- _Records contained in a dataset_
= = = =

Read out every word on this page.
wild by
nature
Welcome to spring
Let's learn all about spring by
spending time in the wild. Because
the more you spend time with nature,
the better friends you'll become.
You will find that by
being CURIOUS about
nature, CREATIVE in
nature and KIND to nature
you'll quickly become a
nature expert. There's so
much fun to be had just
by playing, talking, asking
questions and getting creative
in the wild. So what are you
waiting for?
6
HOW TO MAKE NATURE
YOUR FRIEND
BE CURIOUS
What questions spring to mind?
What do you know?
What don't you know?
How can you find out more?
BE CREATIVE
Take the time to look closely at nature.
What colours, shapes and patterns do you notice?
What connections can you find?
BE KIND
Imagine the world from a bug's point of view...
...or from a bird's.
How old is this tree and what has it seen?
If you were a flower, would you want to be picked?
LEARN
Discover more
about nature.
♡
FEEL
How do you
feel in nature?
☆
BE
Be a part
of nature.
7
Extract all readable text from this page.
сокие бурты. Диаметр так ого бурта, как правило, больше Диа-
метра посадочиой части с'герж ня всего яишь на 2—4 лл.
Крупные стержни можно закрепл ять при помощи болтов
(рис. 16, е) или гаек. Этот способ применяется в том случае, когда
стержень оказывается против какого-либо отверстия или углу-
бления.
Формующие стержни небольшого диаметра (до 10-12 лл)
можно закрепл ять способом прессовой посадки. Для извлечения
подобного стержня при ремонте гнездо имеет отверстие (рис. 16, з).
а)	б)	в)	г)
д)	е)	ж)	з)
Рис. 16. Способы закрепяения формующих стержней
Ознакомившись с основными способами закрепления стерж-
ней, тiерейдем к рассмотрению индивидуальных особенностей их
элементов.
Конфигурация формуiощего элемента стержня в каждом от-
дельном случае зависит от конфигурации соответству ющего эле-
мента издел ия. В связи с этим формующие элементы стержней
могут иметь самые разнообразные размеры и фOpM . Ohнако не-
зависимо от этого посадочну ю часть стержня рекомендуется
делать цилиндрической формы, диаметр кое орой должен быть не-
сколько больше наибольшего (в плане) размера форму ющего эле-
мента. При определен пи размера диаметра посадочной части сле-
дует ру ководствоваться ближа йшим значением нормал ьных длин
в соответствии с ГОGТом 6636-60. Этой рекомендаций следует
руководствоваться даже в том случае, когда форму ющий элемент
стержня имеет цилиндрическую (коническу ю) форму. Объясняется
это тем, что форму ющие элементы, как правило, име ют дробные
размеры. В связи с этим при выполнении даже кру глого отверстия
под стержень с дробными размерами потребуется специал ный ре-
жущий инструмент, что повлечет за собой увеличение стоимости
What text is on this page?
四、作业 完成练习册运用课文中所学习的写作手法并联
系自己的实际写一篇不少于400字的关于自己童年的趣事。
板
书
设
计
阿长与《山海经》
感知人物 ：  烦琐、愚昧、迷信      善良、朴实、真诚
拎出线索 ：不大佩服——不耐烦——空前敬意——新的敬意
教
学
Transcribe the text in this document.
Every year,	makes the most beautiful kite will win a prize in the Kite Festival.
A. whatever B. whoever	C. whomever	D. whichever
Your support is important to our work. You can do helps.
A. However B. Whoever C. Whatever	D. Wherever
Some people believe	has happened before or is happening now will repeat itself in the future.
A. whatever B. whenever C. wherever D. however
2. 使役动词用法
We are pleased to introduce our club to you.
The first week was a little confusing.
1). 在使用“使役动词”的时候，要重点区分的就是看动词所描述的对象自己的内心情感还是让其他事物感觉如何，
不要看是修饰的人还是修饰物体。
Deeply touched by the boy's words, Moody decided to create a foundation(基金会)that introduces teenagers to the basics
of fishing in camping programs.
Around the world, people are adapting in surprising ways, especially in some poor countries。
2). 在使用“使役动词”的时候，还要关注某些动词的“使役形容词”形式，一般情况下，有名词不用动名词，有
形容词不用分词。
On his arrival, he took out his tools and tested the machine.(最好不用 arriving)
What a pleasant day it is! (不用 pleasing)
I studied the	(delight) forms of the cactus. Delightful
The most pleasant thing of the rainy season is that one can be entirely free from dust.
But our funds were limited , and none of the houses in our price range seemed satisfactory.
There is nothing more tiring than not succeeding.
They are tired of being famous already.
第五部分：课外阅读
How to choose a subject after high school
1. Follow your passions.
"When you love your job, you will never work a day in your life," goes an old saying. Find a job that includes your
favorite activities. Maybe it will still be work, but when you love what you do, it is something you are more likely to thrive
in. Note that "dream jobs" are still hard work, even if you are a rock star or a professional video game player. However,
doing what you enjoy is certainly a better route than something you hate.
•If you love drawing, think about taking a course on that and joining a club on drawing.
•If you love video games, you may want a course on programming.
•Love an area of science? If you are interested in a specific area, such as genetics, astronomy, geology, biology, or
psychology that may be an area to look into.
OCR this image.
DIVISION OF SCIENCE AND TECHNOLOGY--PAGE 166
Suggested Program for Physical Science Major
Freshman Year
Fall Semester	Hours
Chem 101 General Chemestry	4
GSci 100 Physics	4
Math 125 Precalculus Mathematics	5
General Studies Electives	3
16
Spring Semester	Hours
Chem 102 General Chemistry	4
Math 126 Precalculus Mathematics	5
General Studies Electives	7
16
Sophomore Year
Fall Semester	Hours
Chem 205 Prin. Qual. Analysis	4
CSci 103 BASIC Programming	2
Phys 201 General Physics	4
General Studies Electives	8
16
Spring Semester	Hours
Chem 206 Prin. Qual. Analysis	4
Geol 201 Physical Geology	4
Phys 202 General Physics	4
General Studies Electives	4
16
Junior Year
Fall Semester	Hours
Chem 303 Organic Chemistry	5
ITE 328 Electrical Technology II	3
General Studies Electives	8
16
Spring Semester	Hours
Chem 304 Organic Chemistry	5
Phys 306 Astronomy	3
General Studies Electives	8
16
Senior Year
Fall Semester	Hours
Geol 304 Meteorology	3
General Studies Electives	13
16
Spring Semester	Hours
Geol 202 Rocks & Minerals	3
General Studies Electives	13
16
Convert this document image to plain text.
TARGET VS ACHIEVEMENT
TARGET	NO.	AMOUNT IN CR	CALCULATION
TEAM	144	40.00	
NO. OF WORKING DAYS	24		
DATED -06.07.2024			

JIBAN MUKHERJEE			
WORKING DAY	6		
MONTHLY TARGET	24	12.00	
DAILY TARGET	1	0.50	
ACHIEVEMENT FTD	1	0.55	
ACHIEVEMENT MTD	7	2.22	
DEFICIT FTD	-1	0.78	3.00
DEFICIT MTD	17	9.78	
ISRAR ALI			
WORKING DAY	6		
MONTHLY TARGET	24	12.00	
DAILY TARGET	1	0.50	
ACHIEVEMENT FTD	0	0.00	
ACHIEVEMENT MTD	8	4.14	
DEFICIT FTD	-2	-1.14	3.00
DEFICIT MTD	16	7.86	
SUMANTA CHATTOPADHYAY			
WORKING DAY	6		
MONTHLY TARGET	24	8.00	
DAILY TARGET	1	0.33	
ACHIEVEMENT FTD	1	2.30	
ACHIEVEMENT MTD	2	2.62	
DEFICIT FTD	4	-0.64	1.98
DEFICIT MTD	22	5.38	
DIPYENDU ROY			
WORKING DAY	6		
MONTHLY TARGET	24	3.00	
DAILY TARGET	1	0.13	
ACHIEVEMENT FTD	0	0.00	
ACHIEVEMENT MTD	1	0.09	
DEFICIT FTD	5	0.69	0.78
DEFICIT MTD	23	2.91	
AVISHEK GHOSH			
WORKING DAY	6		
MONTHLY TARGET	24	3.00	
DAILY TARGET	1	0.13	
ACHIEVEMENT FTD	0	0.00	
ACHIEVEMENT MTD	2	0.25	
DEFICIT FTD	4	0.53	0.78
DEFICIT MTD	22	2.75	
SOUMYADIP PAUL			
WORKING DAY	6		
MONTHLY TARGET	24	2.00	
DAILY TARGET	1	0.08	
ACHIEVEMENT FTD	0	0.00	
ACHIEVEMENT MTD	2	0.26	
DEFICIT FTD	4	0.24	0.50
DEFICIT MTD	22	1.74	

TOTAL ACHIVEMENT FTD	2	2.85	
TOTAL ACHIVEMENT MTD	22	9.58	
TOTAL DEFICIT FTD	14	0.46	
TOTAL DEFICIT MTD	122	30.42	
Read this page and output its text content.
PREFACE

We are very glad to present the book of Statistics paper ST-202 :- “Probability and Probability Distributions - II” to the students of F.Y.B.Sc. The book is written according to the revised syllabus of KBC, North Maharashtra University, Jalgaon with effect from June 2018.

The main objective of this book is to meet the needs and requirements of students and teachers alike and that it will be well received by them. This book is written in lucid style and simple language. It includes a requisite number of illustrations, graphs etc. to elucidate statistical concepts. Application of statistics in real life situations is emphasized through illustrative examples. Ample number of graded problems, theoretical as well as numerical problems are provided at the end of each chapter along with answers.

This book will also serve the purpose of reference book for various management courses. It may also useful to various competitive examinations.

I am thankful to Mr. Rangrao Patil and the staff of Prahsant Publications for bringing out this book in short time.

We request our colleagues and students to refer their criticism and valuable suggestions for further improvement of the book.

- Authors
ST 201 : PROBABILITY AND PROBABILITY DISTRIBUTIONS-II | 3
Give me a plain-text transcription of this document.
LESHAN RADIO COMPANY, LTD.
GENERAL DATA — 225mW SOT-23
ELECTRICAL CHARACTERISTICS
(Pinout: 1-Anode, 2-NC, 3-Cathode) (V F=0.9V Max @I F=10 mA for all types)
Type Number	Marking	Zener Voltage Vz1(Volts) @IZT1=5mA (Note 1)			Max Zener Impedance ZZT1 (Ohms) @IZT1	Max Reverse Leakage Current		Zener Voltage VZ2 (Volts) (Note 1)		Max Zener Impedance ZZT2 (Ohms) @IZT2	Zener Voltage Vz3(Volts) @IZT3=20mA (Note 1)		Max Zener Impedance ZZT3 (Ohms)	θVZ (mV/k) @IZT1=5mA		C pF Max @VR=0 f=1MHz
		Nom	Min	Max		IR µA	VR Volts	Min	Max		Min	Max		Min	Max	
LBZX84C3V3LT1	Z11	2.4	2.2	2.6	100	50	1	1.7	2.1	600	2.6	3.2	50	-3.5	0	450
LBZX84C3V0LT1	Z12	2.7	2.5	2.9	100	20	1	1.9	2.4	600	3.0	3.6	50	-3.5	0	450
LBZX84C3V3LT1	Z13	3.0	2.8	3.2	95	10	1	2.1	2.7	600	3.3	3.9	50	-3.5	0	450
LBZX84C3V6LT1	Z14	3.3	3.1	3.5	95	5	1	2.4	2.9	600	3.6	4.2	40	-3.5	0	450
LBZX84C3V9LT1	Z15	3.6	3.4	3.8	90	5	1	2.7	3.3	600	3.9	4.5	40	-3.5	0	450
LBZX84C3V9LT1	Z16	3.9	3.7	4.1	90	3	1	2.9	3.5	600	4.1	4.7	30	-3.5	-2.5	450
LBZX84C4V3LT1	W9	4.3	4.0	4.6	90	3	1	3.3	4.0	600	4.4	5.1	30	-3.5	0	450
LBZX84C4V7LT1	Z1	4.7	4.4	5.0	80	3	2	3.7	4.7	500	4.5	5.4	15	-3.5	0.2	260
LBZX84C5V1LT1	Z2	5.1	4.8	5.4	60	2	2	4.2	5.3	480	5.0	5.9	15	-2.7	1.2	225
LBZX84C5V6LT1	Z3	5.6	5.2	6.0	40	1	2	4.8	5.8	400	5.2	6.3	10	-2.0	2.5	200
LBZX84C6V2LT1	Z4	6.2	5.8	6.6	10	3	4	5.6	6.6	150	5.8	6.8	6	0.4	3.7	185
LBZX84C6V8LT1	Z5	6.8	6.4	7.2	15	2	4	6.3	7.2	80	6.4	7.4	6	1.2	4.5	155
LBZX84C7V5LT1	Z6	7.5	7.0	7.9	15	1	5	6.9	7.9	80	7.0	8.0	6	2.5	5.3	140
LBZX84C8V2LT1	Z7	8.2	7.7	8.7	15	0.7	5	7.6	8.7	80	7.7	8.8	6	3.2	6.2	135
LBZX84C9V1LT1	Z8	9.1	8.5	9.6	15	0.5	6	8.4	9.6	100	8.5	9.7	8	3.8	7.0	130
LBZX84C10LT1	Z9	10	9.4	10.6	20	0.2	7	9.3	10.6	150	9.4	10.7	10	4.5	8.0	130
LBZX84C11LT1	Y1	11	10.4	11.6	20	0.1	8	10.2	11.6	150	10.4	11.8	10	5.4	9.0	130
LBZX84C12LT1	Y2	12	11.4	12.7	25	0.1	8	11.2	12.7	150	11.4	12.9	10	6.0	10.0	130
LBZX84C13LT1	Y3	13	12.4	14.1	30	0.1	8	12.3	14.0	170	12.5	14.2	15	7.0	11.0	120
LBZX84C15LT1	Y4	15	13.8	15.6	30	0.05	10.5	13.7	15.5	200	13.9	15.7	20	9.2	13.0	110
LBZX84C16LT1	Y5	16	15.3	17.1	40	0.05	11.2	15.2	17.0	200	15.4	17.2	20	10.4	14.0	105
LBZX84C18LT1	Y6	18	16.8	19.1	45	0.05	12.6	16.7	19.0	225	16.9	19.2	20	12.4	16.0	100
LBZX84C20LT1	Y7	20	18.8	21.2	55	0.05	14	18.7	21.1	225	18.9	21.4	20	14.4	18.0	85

= = = =

- _TASK DETAILS_
Using the records above, copy each line that contains "were".

- _RESULT_
If you were a flower, would you want to be picked?
But our funds were limited , and none of the houses in our price range seemed satisfactory.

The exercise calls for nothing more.